Selected text
[Begin]
Meet the Ambassador: A born diplomat

‘I feel every stone, corner and person,’ says Lasha Zhvania, Georgia’s ambassador to Israel

Lasha Zhvania (photo credit: Courtesy)
Lasha Zhvania
(photo credit: Courtesy)
It’s not uncommon to meet an ambassador to Israel who previously served here in a lower rank. There have been quite a few ambassadors from different countries who served in Israel in different diplomatic capacities. Current ambassadors of Germany and the UK are but two examples. The immediate past ambassador of France is another. But there have been many more.
Georgian Ambassador Lasha Zhvania, who is about to celebrate his 46th birthday on October 14, is currently on his third stint in Israel and his second as ambassador. Technically he is on his fourth stint, because when he came for the first time in 1998 as First Secretary, he was promoted after two years to Consul Counselor, in which position he served for two additional years before returning to Georgia to serve as Deputy Minister at the Ministry of Finance.
From 2004 to 2005, he was Deputy Minister of Foreign Affairs, and in 2005, he was back in Israel as his country’s ambassador.
Last month, he once again presented his credentials as ambassador, starting his conversation with President Reuven Rivlin in Hebrew before switching to English. In addition to his native Georgian, Zhvania is fluent in Hebrew, English and Russian.
A very young diplomat the first time he was sent abroad, the young Lasha as a boy had not entertained career ambitions to be a fireman, a cowboy or a policeman. He always wanted to be a diplomat, and although he has had several careers, there’s been an element of diplomacy in every one of them.
In addition to twice representing his country as ambassador to Israel, he has been a researcher in international human rights and refugee law at Tbilisi State University; Deputy Minister of Finance; and member of the Anti-Corruption Council of Georgia; Deputy Minister of Foreign Affairs; member of Parliament and chairman of its foreign relations committee; Minister of Economic Development; founder of the Global Unity Group consultancy company; head and general manager of the International Foundation for Science, Culture and Spirituality of the Catholicos-Patriarch of All Georgia, His Holiness Ilia II; and head of the administration of the fifth and current president of Georgia, Salome Zourabichvili.
[End]
Challenge 1
Print the records from their first line through the line that contains "zone-bar — [205, 637, 226, 951]", including both of those lines.
The article and the records come from separate, unrelated sources.

Supplied data
[Begin]
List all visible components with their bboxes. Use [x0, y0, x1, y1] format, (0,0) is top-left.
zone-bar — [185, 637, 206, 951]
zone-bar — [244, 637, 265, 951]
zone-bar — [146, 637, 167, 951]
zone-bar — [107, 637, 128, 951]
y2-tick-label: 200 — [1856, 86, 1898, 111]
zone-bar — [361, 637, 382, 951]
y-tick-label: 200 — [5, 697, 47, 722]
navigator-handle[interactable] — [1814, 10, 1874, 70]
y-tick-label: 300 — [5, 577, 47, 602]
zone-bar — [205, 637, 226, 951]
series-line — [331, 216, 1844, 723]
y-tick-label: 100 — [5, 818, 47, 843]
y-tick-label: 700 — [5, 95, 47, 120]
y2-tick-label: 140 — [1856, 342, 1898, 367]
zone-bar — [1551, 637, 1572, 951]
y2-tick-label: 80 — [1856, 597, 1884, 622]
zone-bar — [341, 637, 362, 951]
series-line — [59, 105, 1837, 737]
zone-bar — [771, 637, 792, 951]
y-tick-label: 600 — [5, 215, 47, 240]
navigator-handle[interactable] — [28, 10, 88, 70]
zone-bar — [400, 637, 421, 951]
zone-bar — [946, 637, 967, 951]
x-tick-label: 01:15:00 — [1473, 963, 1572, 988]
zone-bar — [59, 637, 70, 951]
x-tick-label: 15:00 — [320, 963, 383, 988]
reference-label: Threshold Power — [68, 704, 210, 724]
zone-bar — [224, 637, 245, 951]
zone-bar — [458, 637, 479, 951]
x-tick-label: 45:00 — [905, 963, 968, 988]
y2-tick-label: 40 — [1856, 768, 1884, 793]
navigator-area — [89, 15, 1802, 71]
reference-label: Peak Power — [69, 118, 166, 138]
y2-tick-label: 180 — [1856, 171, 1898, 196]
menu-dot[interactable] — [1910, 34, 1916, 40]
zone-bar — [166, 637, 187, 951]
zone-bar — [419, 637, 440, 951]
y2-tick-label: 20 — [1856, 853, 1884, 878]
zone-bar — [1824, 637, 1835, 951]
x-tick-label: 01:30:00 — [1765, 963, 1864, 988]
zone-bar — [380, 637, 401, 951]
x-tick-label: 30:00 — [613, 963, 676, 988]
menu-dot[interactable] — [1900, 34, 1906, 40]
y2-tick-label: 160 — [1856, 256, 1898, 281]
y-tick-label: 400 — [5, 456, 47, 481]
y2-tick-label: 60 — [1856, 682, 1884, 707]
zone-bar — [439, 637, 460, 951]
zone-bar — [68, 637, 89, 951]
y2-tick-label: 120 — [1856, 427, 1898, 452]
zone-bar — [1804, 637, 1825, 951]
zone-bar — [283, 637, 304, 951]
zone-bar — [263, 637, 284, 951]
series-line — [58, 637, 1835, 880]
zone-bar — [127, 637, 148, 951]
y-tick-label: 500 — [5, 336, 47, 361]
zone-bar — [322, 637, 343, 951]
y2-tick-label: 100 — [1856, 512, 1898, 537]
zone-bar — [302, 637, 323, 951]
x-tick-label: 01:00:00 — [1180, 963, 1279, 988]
[End]
Challenge 2
In the article about the Georgian ambassador, turn the paragraph beginning "In addition to twice representing his country" into a list of his positions.

Final answer 1
List all visible components with their bboxes. Use [x0, y0, x1, y1] format, (0,0) is top-left.
zone-bar — [185, 637, 206, 951]
zone-bar — [244, 637, 265, 951]
zone-bar — [146, 637, 167, 951]
zone-bar — [107, 637, 128, 951]
y2-tick-label: 200 — [1856, 86, 1898, 111]
zone-bar — [361, 637, 382, 951]
y-tick-label: 200 — [5, 697, 47, 722]
navigator-handle[interactable] — [1814, 10, 1874, 70]
y-tick-label: 300 — [5, 577, 47, 602]
zone-bar — [205, 637, 226, 951]

Final answer 2
- Ambassador of Georgia to Israel (twice)
- Researcher in international human rights and refugee law, Tbilisi State University
- Deputy Minister of Finance
- Member of the Anti-Corruption Council of Georgia
- Deputy Minister of Foreign Affairs
- Member of Parliament and chairman of its foreign relations committee
- Minister of Economic Development
- Founder of the Global Unity Group consultancy company
- Head and general manager of the International Foundation for Science, Culture and Spirituality of the Catholicos-Patriarch of All Georgia, His Holiness Ilia II
- Head of the administration of Salome Zourabichvili, the fifth and current president of Georgia